• _Work required_:
Only the number is wanted: tally the lines below that contain the word "load".

——————————

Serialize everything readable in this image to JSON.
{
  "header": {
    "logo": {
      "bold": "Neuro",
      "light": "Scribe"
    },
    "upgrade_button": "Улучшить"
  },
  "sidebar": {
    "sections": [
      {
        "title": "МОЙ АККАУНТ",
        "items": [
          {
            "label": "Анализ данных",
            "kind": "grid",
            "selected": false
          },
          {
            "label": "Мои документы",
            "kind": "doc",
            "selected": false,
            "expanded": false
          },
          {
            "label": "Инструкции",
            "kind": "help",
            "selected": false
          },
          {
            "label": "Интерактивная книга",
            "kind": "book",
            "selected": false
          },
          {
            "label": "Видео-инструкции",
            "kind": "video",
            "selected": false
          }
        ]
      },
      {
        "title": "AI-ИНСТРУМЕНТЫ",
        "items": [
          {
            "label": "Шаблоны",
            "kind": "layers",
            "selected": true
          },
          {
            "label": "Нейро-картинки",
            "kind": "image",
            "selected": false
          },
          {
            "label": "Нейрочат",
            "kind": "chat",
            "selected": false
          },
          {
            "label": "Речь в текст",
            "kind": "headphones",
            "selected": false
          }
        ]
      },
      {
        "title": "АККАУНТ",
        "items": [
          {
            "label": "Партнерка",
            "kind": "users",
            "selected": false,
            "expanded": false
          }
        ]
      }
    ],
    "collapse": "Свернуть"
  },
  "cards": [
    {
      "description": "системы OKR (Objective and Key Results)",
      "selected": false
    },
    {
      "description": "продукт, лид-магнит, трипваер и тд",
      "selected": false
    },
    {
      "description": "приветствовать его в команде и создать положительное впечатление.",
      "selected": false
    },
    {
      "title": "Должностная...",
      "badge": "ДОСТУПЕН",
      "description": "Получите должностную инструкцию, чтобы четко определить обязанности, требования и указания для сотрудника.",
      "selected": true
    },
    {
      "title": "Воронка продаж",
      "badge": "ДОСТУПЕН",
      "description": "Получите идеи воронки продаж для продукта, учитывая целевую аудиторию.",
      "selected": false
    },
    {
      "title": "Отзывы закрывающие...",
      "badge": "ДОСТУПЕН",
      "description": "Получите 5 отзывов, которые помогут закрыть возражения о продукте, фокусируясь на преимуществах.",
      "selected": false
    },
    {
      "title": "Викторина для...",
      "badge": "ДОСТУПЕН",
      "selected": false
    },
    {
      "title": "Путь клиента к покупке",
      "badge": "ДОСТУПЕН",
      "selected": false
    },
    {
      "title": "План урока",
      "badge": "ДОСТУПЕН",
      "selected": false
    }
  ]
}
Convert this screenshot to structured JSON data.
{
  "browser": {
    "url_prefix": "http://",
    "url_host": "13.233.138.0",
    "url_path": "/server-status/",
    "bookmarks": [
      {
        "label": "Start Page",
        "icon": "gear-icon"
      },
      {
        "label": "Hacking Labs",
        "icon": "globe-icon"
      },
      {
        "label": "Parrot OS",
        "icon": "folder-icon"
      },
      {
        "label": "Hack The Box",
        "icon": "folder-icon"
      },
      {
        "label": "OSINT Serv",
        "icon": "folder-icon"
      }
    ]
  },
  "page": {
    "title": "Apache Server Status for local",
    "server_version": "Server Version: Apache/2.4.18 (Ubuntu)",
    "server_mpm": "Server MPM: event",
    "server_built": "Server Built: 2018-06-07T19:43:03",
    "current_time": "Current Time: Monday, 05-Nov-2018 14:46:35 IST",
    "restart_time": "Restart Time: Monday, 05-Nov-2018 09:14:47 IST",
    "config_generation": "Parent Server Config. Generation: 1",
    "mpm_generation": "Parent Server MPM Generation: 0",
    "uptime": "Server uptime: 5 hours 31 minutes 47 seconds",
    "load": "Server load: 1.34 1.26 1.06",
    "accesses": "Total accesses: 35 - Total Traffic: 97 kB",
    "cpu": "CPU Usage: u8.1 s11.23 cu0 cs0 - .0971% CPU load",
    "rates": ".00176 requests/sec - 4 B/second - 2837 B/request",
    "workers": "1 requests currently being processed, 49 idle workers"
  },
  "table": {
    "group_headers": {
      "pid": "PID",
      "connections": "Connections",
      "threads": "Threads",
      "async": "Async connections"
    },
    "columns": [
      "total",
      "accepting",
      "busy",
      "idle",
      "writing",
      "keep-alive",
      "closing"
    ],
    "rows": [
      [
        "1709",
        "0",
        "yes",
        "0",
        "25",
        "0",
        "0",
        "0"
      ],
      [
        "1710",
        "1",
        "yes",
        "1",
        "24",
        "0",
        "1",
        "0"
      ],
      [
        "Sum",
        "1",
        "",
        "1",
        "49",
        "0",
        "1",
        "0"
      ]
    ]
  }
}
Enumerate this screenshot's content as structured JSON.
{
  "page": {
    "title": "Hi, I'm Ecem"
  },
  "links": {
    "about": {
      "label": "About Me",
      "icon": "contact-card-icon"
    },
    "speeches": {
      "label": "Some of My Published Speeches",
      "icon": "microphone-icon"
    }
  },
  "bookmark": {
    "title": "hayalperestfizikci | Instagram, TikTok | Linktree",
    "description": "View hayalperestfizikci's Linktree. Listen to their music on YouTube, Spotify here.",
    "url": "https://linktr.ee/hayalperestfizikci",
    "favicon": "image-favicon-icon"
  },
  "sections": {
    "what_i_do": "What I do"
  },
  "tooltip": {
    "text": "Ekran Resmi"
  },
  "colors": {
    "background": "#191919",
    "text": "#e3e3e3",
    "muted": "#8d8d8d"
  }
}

——————————

• _The result_:
2